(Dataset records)
---*---
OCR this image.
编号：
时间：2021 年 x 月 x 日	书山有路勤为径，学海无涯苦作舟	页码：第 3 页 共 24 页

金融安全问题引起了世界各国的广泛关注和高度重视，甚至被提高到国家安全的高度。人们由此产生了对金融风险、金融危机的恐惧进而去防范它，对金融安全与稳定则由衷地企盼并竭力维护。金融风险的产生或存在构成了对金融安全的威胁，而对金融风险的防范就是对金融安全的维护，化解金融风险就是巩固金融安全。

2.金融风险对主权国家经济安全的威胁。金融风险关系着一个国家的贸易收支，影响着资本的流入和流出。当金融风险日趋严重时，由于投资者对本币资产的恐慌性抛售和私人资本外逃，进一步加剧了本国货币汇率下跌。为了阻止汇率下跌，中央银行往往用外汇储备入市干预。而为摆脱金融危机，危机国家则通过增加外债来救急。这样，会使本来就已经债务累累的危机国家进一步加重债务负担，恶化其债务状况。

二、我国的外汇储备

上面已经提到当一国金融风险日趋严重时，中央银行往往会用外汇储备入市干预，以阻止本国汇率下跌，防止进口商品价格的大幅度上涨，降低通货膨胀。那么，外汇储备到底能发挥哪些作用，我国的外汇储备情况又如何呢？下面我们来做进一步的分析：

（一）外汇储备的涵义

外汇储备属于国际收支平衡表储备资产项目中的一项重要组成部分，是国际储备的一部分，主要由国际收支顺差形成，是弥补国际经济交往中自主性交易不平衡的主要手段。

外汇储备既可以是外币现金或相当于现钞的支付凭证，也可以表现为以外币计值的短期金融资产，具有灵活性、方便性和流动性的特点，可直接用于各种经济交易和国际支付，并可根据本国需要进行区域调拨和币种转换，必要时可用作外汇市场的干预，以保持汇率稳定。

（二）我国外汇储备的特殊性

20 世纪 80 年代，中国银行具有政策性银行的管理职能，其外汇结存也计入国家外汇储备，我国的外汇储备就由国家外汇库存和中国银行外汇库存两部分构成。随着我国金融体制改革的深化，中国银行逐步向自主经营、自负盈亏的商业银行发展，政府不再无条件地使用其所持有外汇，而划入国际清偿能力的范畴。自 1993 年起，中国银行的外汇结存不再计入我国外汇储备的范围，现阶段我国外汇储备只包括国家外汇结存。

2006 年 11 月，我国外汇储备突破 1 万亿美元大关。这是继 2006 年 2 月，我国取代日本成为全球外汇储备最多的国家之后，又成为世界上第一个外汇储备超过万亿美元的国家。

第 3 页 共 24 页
---*---
DIRECTIONS: Please output the complete data exactly.

ANSWER TO THIS PROBLEM:
OCR this image.
编号：
时间：2021 年 x 月 x 日	书山有路勤为径，学海无涯苦作舟	页码：第 3 页 共 24 页

金融安全问题引起了世界各国的广泛关注和高度重视，甚至被提高到国家安全的高度。人们由此产生了对金融风险、金融危机的恐惧进而去防范它，对金融安全与稳定则由衷地企盼并竭力维护。金融风险的产生或存在构成了对金融安全的威胁，而对金融风险的防范就是对金融安全的维护，化解金融风险就是巩固金融安全。

2.金融风险对主权国家经济安全的威胁。金融风险关系着一个国家的贸易收支，影响着资本的流入和流出。当金融风险日趋严重时，由于投资者对本币资产的恐慌性抛售和私人资本外逃，进一步加剧了本国货币汇率下跌。为了阻止汇率下跌，中央银行往往用外汇储备入市干预。而为摆脱金融危机，危机国家则通过增加外债来救急。这样，会使本来就已经债务累累的危机国家进一步加重债务负担，恶化其债务状况。

二、我国的外汇储备

上面已经提到当一国金融风险日趋严重时，中央银行往往会用外汇储备入市干预，以阻止本国汇率下跌，防止进口商品价格的大幅度上涨，降低通货膨胀。那么，外汇储备到底能发挥哪些作用，我国的外汇储备情况又如何呢？下面我们来做进一步的分析：

（一）外汇储备的涵义

外汇储备属于国际收支平衡表储备资产项目中的一项重要组成部分，是国际储备的一部分，主要由国际收支顺差形成，是弥补国际经济交往中自主性交易不平衡的主要手段。

外汇储备既可以是外币现金或相当于现钞的支付凭证，也可以表现为以外币计值的短期金融资产，具有灵活性、方便性和流动性的特点，可直接用于各种经济交易和国际支付，并可根据本国需要进行区域调拨和币种转换，必要时可用作外汇市场的干预，以保持汇率稳定。

（二）我国外汇储备的特殊性

20 世纪 80 年代，中国银行具有政策性银行的管理职能，其外汇结存也计入国家外汇储备，我国的外汇储备就由国家外汇库存和中国银行外汇库存两部分构成。随着我国金融体制改革的深化，中国银行逐步向自主经营、自负盈亏的商业银行发展，政府不再无条件地使用其所持有外汇，而划入国际清偿能力的范畴。自 1993 年起，中国银行的外汇结存不再计入我国外汇储备的范围，现阶段我国外汇储备只包括国家外汇结存。

2006 年 11 月，我国外汇储备突破 1 万亿美元大关。这是继 2006 年 2 月，我国取代日本成为全球外汇储备最多的国家之后，又成为世界上第一个外汇储备超过万亿美元的国家。

第 3 页 共 24 页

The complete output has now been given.